WORK REQUIRED: Put each line of the records below into a Markdown table with the columns Row and Line, skipping any blank lines and numbering the rows in order.

Stored items
╭──
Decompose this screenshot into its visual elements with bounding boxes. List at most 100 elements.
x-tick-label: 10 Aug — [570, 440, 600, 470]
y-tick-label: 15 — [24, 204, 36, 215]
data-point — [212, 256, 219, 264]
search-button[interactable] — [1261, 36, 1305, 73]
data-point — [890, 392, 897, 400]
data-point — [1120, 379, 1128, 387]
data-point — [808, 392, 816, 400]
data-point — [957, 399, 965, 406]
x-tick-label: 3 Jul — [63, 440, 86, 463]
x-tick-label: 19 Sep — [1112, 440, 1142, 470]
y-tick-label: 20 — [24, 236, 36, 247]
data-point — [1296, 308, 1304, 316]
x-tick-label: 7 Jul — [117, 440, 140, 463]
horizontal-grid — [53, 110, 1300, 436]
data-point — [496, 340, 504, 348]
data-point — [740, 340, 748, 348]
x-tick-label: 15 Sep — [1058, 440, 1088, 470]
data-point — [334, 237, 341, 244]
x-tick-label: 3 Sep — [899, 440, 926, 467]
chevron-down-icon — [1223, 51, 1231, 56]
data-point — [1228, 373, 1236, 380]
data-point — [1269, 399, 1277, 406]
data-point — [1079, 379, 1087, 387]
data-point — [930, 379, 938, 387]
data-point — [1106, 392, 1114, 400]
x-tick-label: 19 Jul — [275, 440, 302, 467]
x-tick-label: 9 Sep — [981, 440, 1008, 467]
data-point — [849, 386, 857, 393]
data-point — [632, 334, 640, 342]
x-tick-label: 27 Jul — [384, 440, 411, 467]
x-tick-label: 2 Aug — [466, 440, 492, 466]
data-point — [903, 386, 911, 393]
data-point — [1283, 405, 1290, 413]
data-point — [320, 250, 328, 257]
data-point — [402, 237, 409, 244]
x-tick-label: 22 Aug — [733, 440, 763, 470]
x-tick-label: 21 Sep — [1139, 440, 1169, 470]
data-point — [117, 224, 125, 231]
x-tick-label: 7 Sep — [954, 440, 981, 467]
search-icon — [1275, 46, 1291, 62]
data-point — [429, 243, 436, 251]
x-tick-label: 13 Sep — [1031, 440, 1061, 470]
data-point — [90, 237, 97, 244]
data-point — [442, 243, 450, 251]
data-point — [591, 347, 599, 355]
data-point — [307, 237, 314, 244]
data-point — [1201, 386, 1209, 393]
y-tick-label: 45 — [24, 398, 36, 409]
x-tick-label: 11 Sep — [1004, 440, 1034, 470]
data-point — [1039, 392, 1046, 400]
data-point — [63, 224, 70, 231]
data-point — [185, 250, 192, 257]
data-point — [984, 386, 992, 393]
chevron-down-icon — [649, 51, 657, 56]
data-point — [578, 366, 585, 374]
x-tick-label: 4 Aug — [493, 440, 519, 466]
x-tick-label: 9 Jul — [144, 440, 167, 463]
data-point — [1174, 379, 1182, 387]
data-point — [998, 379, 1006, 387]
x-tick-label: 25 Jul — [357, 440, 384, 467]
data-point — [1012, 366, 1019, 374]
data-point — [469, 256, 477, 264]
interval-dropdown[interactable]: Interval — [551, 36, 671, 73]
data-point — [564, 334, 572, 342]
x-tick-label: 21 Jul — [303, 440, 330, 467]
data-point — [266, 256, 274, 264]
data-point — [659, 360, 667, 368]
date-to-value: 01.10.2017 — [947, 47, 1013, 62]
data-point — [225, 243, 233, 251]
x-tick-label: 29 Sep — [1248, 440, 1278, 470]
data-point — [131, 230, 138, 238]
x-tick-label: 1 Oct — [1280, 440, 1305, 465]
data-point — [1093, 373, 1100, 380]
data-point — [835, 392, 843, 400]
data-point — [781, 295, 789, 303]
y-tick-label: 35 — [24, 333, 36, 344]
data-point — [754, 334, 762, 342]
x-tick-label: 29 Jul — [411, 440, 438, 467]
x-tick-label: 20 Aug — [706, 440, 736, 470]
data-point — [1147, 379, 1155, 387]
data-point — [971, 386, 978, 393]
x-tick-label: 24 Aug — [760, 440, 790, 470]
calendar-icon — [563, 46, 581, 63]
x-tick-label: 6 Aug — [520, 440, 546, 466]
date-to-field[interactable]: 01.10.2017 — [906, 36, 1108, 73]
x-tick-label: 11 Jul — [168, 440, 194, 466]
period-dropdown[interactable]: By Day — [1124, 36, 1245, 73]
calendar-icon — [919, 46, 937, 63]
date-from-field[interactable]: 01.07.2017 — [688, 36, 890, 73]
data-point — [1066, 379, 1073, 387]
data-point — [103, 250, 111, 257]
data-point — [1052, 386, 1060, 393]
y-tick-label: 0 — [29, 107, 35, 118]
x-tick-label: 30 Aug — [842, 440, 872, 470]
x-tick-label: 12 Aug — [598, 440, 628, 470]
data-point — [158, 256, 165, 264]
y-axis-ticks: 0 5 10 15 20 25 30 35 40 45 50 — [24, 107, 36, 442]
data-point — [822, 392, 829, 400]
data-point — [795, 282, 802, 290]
╰──
OUTPUT OF THE TASK:
| Row | Line |
|---|---|
| 1 | Decompose this screenshot into its visual elements with bounding boxes. List at most 100 elements. |
| 2 | x-tick-label: 10 Aug — [570, 440, 600, 470] |
| 3 | y-tick-label: 15 — [24, 204, 36, 215] |
| 4 | data-point — [212, 256, 219, 264] |
| 5 | search-button[interactable] — [1261, 36, 1305, 73] |
| 6 | data-point — [890, 392, 897, 400] |
| 7 | data-point — [1120, 379, 1128, 387] |
| 8 | data-point — [808, 392, 816, 400] |
| 9 | data-point — [957, 399, 965, 406] |
| 10 | x-tick-label: 3 Jul — [63, 440, 86, 463] |
| 11 | x-tick-label: 19 Sep — [1112, 440, 1142, 470] |
| 12 | y-tick-label: 20 — [24, 236, 36, 247] |
| 13 | data-point — [1296, 308, 1304, 316] |
| 14 | x-tick-label: 7 Jul — [117, 440, 140, 463] |
| 15 | horizontal-grid — [53, 110, 1300, 436] |
| 16 | data-point — [496, 340, 504, 348] |
| 17 | data-point — [740, 340, 748, 348] |
| 18 | x-tick-label: 15 Sep — [1058, 440, 1088, 470] |
| 19 | data-point — [334, 237, 341, 244] |
| 20 | x-tick-label: 3 Sep — [899, 440, 926, 467] |
| 21 | chevron-down-icon — [1223, 51, 1231, 56] |
| 22 | data-point — [1228, 373, 1236, 380] |
| 23 | data-point — [1269, 399, 1277, 406] |
| 24 | data-point — [1079, 379, 1087, 387] |
| 25 | data-point — [930, 379, 938, 387] |
| 26 | data-point — [1106, 392, 1114, 400] |
| 27 | x-tick-label: 19 Jul — [275, 440, 302, 467] |
| 28 | x-tick-label: 9 Sep — [981, 440, 1008, 467] |
| 29 | data-point — [849, 386, 857, 393] |
| 30 | data-point — [632, 334, 640, 342] |
| 31 | x-tick-label: 27 Jul — [384, 440, 411, 467] |
| 32 | x-tick-label: 2 Aug — [466, 440, 492, 466] |
| 33 | data-point — [903, 386, 911, 393] |
| 34 | data-point — [1283, 405, 1290, 413] |
| 35 | data-point — [320, 250, 328, 257] |
| 36 | data-point — [402, 237, 409, 244] |
| 37 | x-tick-label: 22 Aug — [733, 440, 763, 470] |
| 38 | x-tick-label: 21 Sep — [1139, 440, 1169, 470] |
| 39 | data-point — [117, 224, 125, 231] |
| 40 | x-tick-label: 7 Sep — [954, 440, 981, 467] |
| 41 | search-icon — [1275, 46, 1291, 62] |
| 42 | data-point — [429, 243, 436, 251] |
| 43 | x-tick-label: 13 Sep — [1031, 440, 1061, 470] |
| 44 | data-point — [90, 237, 97, 244] |
| 45 | data-point — [442, 243, 450, 251] |
| 46 | data-point — [591, 347, 599, 355] |
| 47 | data-point — [307, 237, 314, 244] |
| 48 | data-point — [1201, 386, 1209, 393] |
| 49 | y-tick-label: 45 — [24, 398, 36, 409] |
| 50 | x-tick-label: 11 Sep — [1004, 440, 1034, 470] |
| 51 | data-point — [1039, 392, 1046, 400] |
| 52 | data-point — [63, 224, 70, 231] |
| 53 | data-point — [185, 250, 192, 257] |
| 54 | data-point — [984, 386, 992, 393] |
| 55 | chevron-down-icon — [649, 51, 657, 56] |
| 56 | data-point — [578, 366, 585, 374] |
| 57 | x-tick-label: 4 Aug — [493, 440, 519, 466] |
| 58 | x-tick-label: 9 Jul — [144, 440, 167, 463] |
| 59 | data-point — [1174, 379, 1182, 387] |
| 60 | data-point — [998, 379, 1006, 387] |
| 61 | x-tick-label: 25 Jul — [357, 440, 384, 467] |
| 62 | data-point — [1012, 366, 1019, 374] |
| 63 | data-point — [469, 256, 477, 264] |
| 64 | interval-dropdown[interactable]: Interval — [551, 36, 671, 73] |
| 65 | data-point — [564, 334, 572, 342] |
| 66 | x-tick-label: 21 Jul — [303, 440, 330, 467] |
| 67 | data-point — [266, 256, 274, 264] |
| 68 | data-point — [659, 360, 667, 368] |
| 69 | date-to-value: 01.10.2017 — [947, 47, 1013, 62] |
| 70 | data-point — [225, 243, 233, 251] |
| 71 | x-tick-label: 29 Sep — [1248, 440, 1278, 470] |
| 72 | data-point — [131, 230, 138, 238] |
| 73 | x-tick-label: 1 Oct — [1280, 440, 1305, 465] |
| 74 | data-point — [1093, 373, 1100, 380] |
| 75 | data-point — [835, 392, 843, 400] |
| 76 | data-point — [781, 295, 789, 303] |
| 77 | y-tick-label: 35 — [24, 333, 36, 344] |
| 78 | data-point — [754, 334, 762, 342] |
| 79 | x-tick-label: 29 Jul — [411, 440, 438, 467] |
| 80 | x-tick-label: 20 Aug — [706, 440, 736, 470] |
| 81 | data-point — [1147, 379, 1155, 387] |
| 82 | data-point — [971, 386, 978, 393] |
| 83 | x-tick-label: 24 Aug — [760, 440, 790, 470] |
| 84 | calendar-icon — [563, 46, 581, 63] |
| 85 | x-tick-label: 6 Aug — [520, 440, 546, 466] |
| 86 | date-to-field[interactable]: 01.10.2017 — [906, 36, 1108, 73] |
| 87 | x-tick-label: 11 Jul — [168, 440, 194, 466] |
| 88 | period-dropdown[interactable]: By Day — [1124, 36, 1245, 73] |
| 89 | calendar-icon — [919, 46, 937, 63] |
| 90 | date-from-field[interactable]: 01.07.2017 — [688, 36, 890, 73] |
| 91 | data-point — [1066, 379, 1073, 387] |
| 92 | data-point — [103, 250, 111, 257] |
| 93 | data-point — [1052, 386, 1060, 393] |
| 94 | y-tick-label: 0 — [29, 107, 35, 118] |
| 95 | x-tick-label: 30 Aug — [842, 440, 872, 470] |
| 96 | x-tick-label: 12 Aug — [598, 440, 628, 470] |
| 97 | data-point — [158, 256, 165, 264] |
| 98 | y-axis-ticks: 0 5 10 15 20 25 30 35 40 45 50 — [24, 107, 36, 442] |
| 99 | data-point — [822, 392, 829, 400] |
| 100 | data-point — [795, 282, 802, 290] |